Task description >> Copy out the data below as written; omit any images.

====== Dataset excerpts ======

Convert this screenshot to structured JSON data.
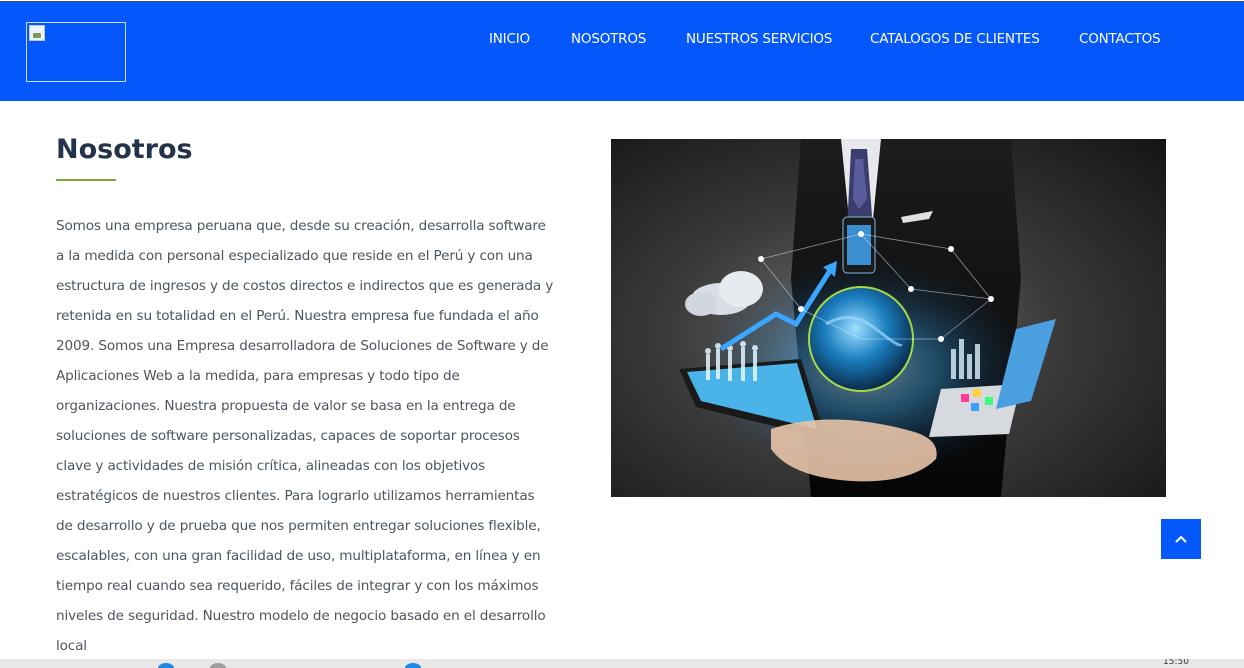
{
  "header": {
    "nav": [
      {
        "id": "inicio",
        "label": "INICIO"
      },
      {
        "id": "nosotros",
        "label": "NOSOTROS"
      },
      {
        "id": "servicios",
        "label": "NUESTROS SERVICIOS"
      },
      {
        "id": "catalogos",
        "label": "CATALOGOS DE CLIENTES"
      },
      {
        "id": "contactos",
        "label": "CONTACTOS"
      }
    ],
    "background_color": "#0357fb",
    "logo_icon": "broken-image-icon"
  },
  "main": {
    "title": "Nosotros",
    "accent_color": "#7aa63c",
    "paragraph": "Somos una empresa peruana que, desde su creación, desarrolla software a la medida con personal especializado que reside en el Perú y con una estructura de ingresos y de costos directos e indirectos que es generada y retenida en su totalidad en el Perú. Nuestra empresa fue fundada el año 2009. Somos una Empresa desarrolladora de Soluciones de Software y de Aplicaciones Web a la medida, para empresas y todo tipo de organizaciones. Nuestra propuesta de valor se basa en la entrega de soluciones de software personalizadas, capaces de soportar procesos clave y actividades de misión crítica, alineadas con los objetivos estratégicos de nuestros clientes. Para lograrlo utilizamos herramientas de desarrollo y de prueba que nos permiten entregar soluciones flexible, escalables, con una gran facilidad de uso, multiplataforma, en línea y en tiempo real cuando sea requerido, fáciles de integrar y con los máximos niveles de seguridad. Nuestro modelo de negocio basado en el desarrollo local"
  },
  "back_to_top": {
    "icon": "chevron-up-icon",
    "color": "#0357fb"
  },
  "taskbar": {
    "clock": "15:50"
  }
}
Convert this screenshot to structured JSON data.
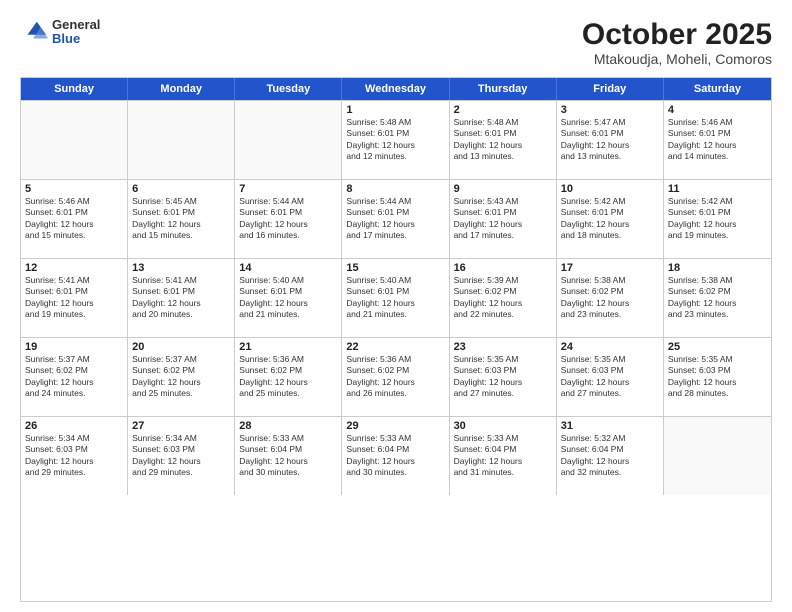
{
  "header": {
    "logo": {
      "general": "General",
      "blue": "Blue"
    },
    "title": "October 2025",
    "subtitle": "Mtakoudja, Moheli, Comoros"
  },
  "days_of_week": [
    "Sunday",
    "Monday",
    "Tuesday",
    "Wednesday",
    "Thursday",
    "Friday",
    "Saturday"
  ],
  "weeks": [
    [
      {
        "day": null,
        "info": null
      },
      {
        "day": null,
        "info": null
      },
      {
        "day": null,
        "info": null
      },
      {
        "day": "1",
        "info": "Sunrise: 5:48 AM\nSunset: 6:01 PM\nDaylight: 12 hours\nand 12 minutes."
      },
      {
        "day": "2",
        "info": "Sunrise: 5:48 AM\nSunset: 6:01 PM\nDaylight: 12 hours\nand 13 minutes."
      },
      {
        "day": "3",
        "info": "Sunrise: 5:47 AM\nSunset: 6:01 PM\nDaylight: 12 hours\nand 13 minutes."
      },
      {
        "day": "4",
        "info": "Sunrise: 5:46 AM\nSunset: 6:01 PM\nDaylight: 12 hours\nand 14 minutes."
      }
    ],
    [
      {
        "day": "5",
        "info": "Sunrise: 5:46 AM\nSunset: 6:01 PM\nDaylight: 12 hours\nand 15 minutes."
      },
      {
        "day": "6",
        "info": "Sunrise: 5:45 AM\nSunset: 6:01 PM\nDaylight: 12 hours\nand 15 minutes."
      },
      {
        "day": "7",
        "info": "Sunrise: 5:44 AM\nSunset: 6:01 PM\nDaylight: 12 hours\nand 16 minutes."
      },
      {
        "day": "8",
        "info": "Sunrise: 5:44 AM\nSunset: 6:01 PM\nDaylight: 12 hours\nand 17 minutes."
      },
      {
        "day": "9",
        "info": "Sunrise: 5:43 AM\nSunset: 6:01 PM\nDaylight: 12 hours\nand 17 minutes."
      },
      {
        "day": "10",
        "info": "Sunrise: 5:42 AM\nSunset: 6:01 PM\nDaylight: 12 hours\nand 18 minutes."
      },
      {
        "day": "11",
        "info": "Sunrise: 5:42 AM\nSunset: 6:01 PM\nDaylight: 12 hours\nand 19 minutes."
      }
    ],
    [
      {
        "day": "12",
        "info": "Sunrise: 5:41 AM\nSunset: 6:01 PM\nDaylight: 12 hours\nand 19 minutes."
      },
      {
        "day": "13",
        "info": "Sunrise: 5:41 AM\nSunset: 6:01 PM\nDaylight: 12 hours\nand 20 minutes."
      },
      {
        "day": "14",
        "info": "Sunrise: 5:40 AM\nSunset: 6:01 PM\nDaylight: 12 hours\nand 21 minutes."
      },
      {
        "day": "15",
        "info": "Sunrise: 5:40 AM\nSunset: 6:01 PM\nDaylight: 12 hours\nand 21 minutes."
      },
      {
        "day": "16",
        "info": "Sunrise: 5:39 AM\nSunset: 6:02 PM\nDaylight: 12 hours\nand 22 minutes."
      },
      {
        "day": "17",
        "info": "Sunrise: 5:38 AM\nSunset: 6:02 PM\nDaylight: 12 hours\nand 23 minutes."
      },
      {
        "day": "18",
        "info": "Sunrise: 5:38 AM\nSunset: 6:02 PM\nDaylight: 12 hours\nand 23 minutes."
      }
    ],
    [
      {
        "day": "19",
        "info": "Sunrise: 5:37 AM\nSunset: 6:02 PM\nDaylight: 12 hours\nand 24 minutes."
      },
      {
        "day": "20",
        "info": "Sunrise: 5:37 AM\nSunset: 6:02 PM\nDaylight: 12 hours\nand 25 minutes."
      },
      {
        "day": "21",
        "info": "Sunrise: 5:36 AM\nSunset: 6:02 PM\nDaylight: 12 hours\nand 25 minutes."
      },
      {
        "day": "22",
        "info": "Sunrise: 5:36 AM\nSunset: 6:02 PM\nDaylight: 12 hours\nand 26 minutes."
      },
      {
        "day": "23",
        "info": "Sunrise: 5:35 AM\nSunset: 6:03 PM\nDaylight: 12 hours\nand 27 minutes."
      },
      {
        "day": "24",
        "info": "Sunrise: 5:35 AM\nSunset: 6:03 PM\nDaylight: 12 hours\nand 27 minutes."
      },
      {
        "day": "25",
        "info": "Sunrise: 5:35 AM\nSunset: 6:03 PM\nDaylight: 12 hours\nand 28 minutes."
      }
    ],
    [
      {
        "day": "26",
        "info": "Sunrise: 5:34 AM\nSunset: 6:03 PM\nDaylight: 12 hours\nand 29 minutes."
      },
      {
        "day": "27",
        "info": "Sunrise: 5:34 AM\nSunset: 6:03 PM\nDaylight: 12 hours\nand 29 minutes."
      },
      {
        "day": "28",
        "info": "Sunrise: 5:33 AM\nSunset: 6:04 PM\nDaylight: 12 hours\nand 30 minutes."
      },
      {
        "day": "29",
        "info": "Sunrise: 5:33 AM\nSunset: 6:04 PM\nDaylight: 12 hours\nand 30 minutes."
      },
      {
        "day": "30",
        "info": "Sunrise: 5:33 AM\nSunset: 6:04 PM\nDaylight: 12 hours\nand 31 minutes."
      },
      {
        "day": "31",
        "info": "Sunrise: 5:32 AM\nSunset: 6:04 PM\nDaylight: 12 hours\nand 32 minutes."
      },
      {
        "day": null,
        "info": null
      }
    ]
  ]
}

======

Solution to this task >>
Convert this screenshot to structured JSON data.
{
  "header": {
    "nav": [
      {
        "id": "inicio",
        "label": "INICIO"
      },
      {
        "id": "nosotros",
        "label": "NOSOTROS"
      },
      {
        "id": "servicios",
        "label": "NUESTROS SERVICIOS"
      },
      {
        "id": "catalogos",
        "label": "CATALOGOS DE CLIENTES"
      },
      {
        "id": "contactos",
        "label": "CONTACTOS"
      }
    ],
    "background_color": "#0357fb",
    "logo_icon": "broken-image-icon"
  },
  "main": {
    "title": "Nosotros",
    "accent_color": "#7aa63c",
    "paragraph": "Somos una empresa peruana que, desde su creación, desarrolla software a la medida con personal especializado que reside en el Perú y con una estructura de ingresos y de costos directos e indirectos que es generada y retenida en su totalidad en el Perú. Nuestra empresa fue fundada el año 2009. Somos una Empresa desarrolladora de Soluciones de Software y de Aplicaciones Web a la medida, para empresas y todo tipo de organizaciones. Nuestra propuesta de valor se basa en la entrega de soluciones de software personalizadas, capaces de soportar procesos clave y actividades de misión crítica, alineadas con los objetivos estratégicos de nuestros clientes. Para lograrlo utilizamos herramientas de desarrollo y de prueba que nos permiten entregar soluciones flexible, escalables, con una gran facilidad de uso, multiplataforma, en línea y en tiempo real cuando sea requerido, fáciles de integrar y con los máximos niveles de seguridad. Nuestro modelo de negocio basado en el desarrollo local"
  },
  "back_to_top": {
    "icon": "chevron-up-icon",
    "color": "#0357fb"
  },
  "taskbar": {
    "clock": "15:50"
  }
}
Convert this screenshot to structured JSON data.
{
  "header": {
    "logo": {
      "general": "General",
      "blue": "Blue"
    },
    "title": "October 2025",
    "subtitle": "Mtakoudja, Moheli, Comoros"
  },
  "days_of_week": [
    "Sunday",
    "Monday",
    "Tuesday",
    "Wednesday",
    "Thursday",
    "Friday",
    "Saturday"
  ],
  "weeks": [
    [
      {
        "day": null,
        "info": null
      },
      {
        "day": null,
        "info": null
      },
      {
        "day": null,
        "info": null
      },
      {
        "day": "1",
        "info": "Sunrise: 5:48 AM\nSunset: 6:01 PM\nDaylight: 12 hours\nand 12 minutes."
      },
      {
        "day": "2",
        "info": "Sunrise: 5:48 AM\nSunset: 6:01 PM\nDaylight: 12 hours\nand 13 minutes."
      },
      {
        "day": "3",
        "info": "Sunrise: 5:47 AM\nSunset: 6:01 PM\nDaylight: 12 hours\nand 13 minutes."
      },
      {
        "day": "4",
        "info": "Sunrise: 5:46 AM\nSunset: 6:01 PM\nDaylight: 12 hours\nand 14 minutes."
      }
    ],
    [
      {
        "day": "5",
        "info": "Sunrise: 5:46 AM\nSunset: 6:01 PM\nDaylight: 12 hours\nand 15 minutes."
      },
      {
        "day": "6",
        "info": "Sunrise: 5:45 AM\nSunset: 6:01 PM\nDaylight: 12 hours\nand 15 minutes."
      },
      {
        "day": "7",
        "info": "Sunrise: 5:44 AM\nSunset: 6:01 PM\nDaylight: 12 hours\nand 16 minutes."
      },
      {
        "day": "8",
        "info": "Sunrise: 5:44 AM\nSunset: 6:01 PM\nDaylight: 12 hours\nand 17 minutes."
      },
      {
        "day": "9",
        "info": "Sunrise: 5:43 AM\nSunset: 6:01 PM\nDaylight: 12 hours\nand 17 minutes."
      },
      {
        "day": "10",
        "info": "Sunrise: 5:42 AM\nSunset: 6:01 PM\nDaylight: 12 hours\nand 18 minutes."
      },
      {
        "day": "11",
        "info": "Sunrise: 5:42 AM\nSunset: 6:01 PM\nDaylight: 12 hours\nand 19 minutes."
      }
    ],
    [
      {
        "day": "12",
        "info": "Sunrise: 5:41 AM\nSunset: 6:01 PM\nDaylight: 12 hours\nand 19 minutes."
      },
      {
        "day": "13",
        "info": "Sunrise: 5:41 AM\nSunset: 6:01 PM\nDaylight: 12 hours\nand 20 minutes."
      },
      {
        "day": "14",
        "info": "Sunrise: 5:40 AM\nSunset: 6:01 PM\nDaylight: 12 hours\nand 21 minutes."
      },
      {
        "day": "15",
        "info": "Sunrise: 5:40 AM\nSunset: 6:01 PM\nDaylight: 12 hours\nand 21 minutes."
      },
      {
        "day": "16",
        "info": "Sunrise: 5:39 AM\nSunset: 6:02 PM\nDaylight: 12 hours\nand 22 minutes."
      },
      {
        "day": "17",
        "info": "Sunrise: 5:38 AM\nSunset: 6:02 PM\nDaylight: 12 hours\nand 23 minutes."
      },
      {
        "day": "18",
        "info": "Sunrise: 5:38 AM\nSunset: 6:02 PM\nDaylight: 12 hours\nand 23 minutes."
      }
    ],
    [
      {
        "day": "19",
        "info": "Sunrise: 5:37 AM\nSunset: 6:02 PM\nDaylight: 12 hours\nand 24 minutes."
      },
      {
        "day": "20",
        "info": "Sunrise: 5:37 AM\nSunset: 6:02 PM\nDaylight: 12 hours\nand 25 minutes."
      },
      {
        "day": "21",
        "info": "Sunrise: 5:36 AM\nSunset: 6:02 PM\nDaylight: 12 hours\nand 25 minutes."
      },
      {
        "day": "22",
        "info": "Sunrise: 5:36 AM\nSunset: 6:02 PM\nDaylight: 12 hours\nand 26 minutes."
      },
      {
        "day": "23",
        "info": "Sunrise: 5:35 AM\nSunset: 6:03 PM\nDaylight: 12 hours\nand 27 minutes."
      },
      {
        "day": "24",
        "info": "Sunrise: 5:35 AM\nSunset: 6:03 PM\nDaylight: 12 hours\nand 27 minutes."
      },
      {
        "day": "25",
        "info": "Sunrise: 5:35 AM\nSunset: 6:03 PM\nDaylight: 12 hours\nand 28 minutes."
      }
    ],
    [
      {
        "day": "26",
        "info": "Sunrise: 5:34 AM\nSunset: 6:03 PM\nDaylight: 12 hours\nand 29 minutes."
      },
      {
        "day": "27",
        "info": "Sunrise: 5:34 AM\nSunset: 6:03 PM\nDaylight: 12 hours\nand 29 minutes."
      },
      {
        "day": "28",
        "info": "Sunrise: 5:33 AM\nSunset: 6:04 PM\nDaylight: 12 hours\nand 30 minutes."
      },
      {
        "day": "29",
        "info": "Sunrise: 5:33 AM\nSunset: 6:04 PM\nDaylight: 12 hours\nand 30 minutes."
      },
      {
        "day": "30",
        "info": "Sunrise: 5:33 AM\nSunset: 6:04 PM\nDaylight: 12 hours\nand 31 minutes."
      },
      {
        "day": "31",
        "info": "Sunrise: 5:32 AM\nSunset: 6:04 PM\nDaylight: 12 hours\nand 32 minutes."
      },
      {
        "day": null,
        "info": null
      }
    ]
  ]
}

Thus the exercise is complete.